### Short exercise
For every line in the records that has the word "nemá", make a copy.

::: Dataset :::

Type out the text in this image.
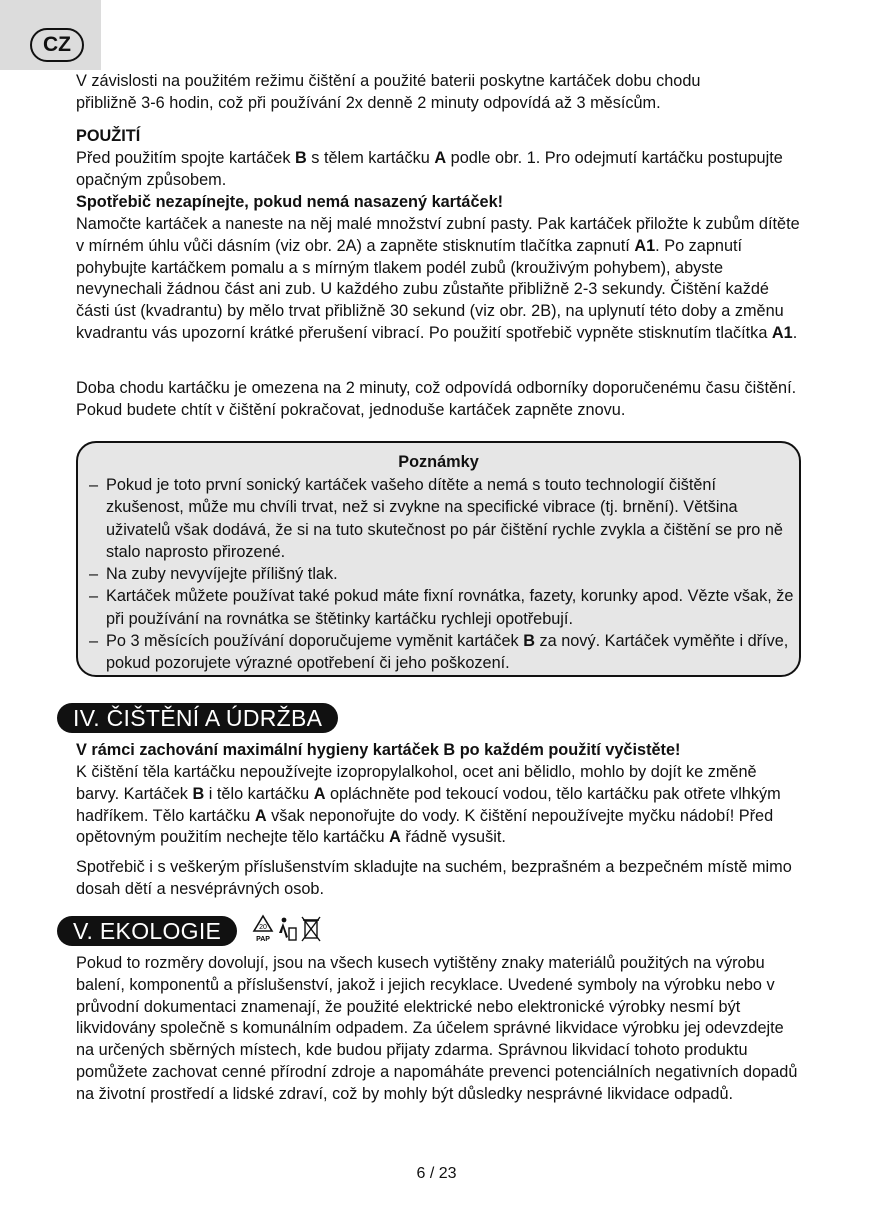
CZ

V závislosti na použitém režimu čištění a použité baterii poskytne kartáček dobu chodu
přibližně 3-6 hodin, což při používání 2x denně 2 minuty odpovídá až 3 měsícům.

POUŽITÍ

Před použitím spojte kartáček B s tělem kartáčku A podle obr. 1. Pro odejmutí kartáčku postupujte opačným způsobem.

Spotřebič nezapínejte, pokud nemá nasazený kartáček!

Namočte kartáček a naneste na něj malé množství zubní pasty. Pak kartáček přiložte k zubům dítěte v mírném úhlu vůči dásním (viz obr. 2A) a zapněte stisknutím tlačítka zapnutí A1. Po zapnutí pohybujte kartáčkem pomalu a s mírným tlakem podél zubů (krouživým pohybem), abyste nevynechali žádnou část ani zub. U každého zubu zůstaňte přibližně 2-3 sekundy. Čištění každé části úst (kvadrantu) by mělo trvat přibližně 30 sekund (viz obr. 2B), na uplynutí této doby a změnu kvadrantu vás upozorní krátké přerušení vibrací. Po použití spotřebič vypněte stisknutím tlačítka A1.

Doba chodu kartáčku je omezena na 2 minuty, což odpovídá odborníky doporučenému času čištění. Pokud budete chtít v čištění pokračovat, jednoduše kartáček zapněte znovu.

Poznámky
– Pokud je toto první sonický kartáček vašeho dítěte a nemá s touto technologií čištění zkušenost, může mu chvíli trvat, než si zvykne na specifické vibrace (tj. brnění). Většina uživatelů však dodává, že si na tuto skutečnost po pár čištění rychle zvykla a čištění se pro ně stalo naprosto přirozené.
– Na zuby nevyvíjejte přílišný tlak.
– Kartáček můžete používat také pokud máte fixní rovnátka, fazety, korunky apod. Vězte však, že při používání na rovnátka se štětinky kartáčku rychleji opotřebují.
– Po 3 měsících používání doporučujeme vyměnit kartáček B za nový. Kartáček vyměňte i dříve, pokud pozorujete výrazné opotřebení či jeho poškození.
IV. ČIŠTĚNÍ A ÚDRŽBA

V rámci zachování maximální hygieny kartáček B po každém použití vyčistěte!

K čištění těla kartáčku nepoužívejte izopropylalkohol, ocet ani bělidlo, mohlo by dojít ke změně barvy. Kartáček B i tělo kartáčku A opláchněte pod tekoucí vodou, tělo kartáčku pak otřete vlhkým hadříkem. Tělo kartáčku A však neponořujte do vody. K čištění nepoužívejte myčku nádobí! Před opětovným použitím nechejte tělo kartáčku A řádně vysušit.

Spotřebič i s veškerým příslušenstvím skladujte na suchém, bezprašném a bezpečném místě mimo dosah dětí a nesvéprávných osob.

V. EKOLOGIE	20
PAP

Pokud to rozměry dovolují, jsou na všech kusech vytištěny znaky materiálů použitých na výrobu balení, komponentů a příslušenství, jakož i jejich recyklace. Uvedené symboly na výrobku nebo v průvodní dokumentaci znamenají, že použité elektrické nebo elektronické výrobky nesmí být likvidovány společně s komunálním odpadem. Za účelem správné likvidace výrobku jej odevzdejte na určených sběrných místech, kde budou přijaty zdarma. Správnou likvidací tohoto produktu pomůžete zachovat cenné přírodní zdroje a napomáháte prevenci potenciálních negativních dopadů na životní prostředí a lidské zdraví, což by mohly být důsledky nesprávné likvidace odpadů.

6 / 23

:::

### Result of this task
Spotřebič nezapínejte, pokud nemá nasazený kartáček!
– Pokud je toto první sonický kartáček vašeho dítěte a nemá s touto technologií čištění zkušenost, může mu chvíli trvat, než si zvykne na specifické vibrace (tj. brnění). Většina uživatelů však dodává, že si na tuto skutečnost po pár čištění rychle zvykla a čištění se pro ně stalo naprosto přirozené.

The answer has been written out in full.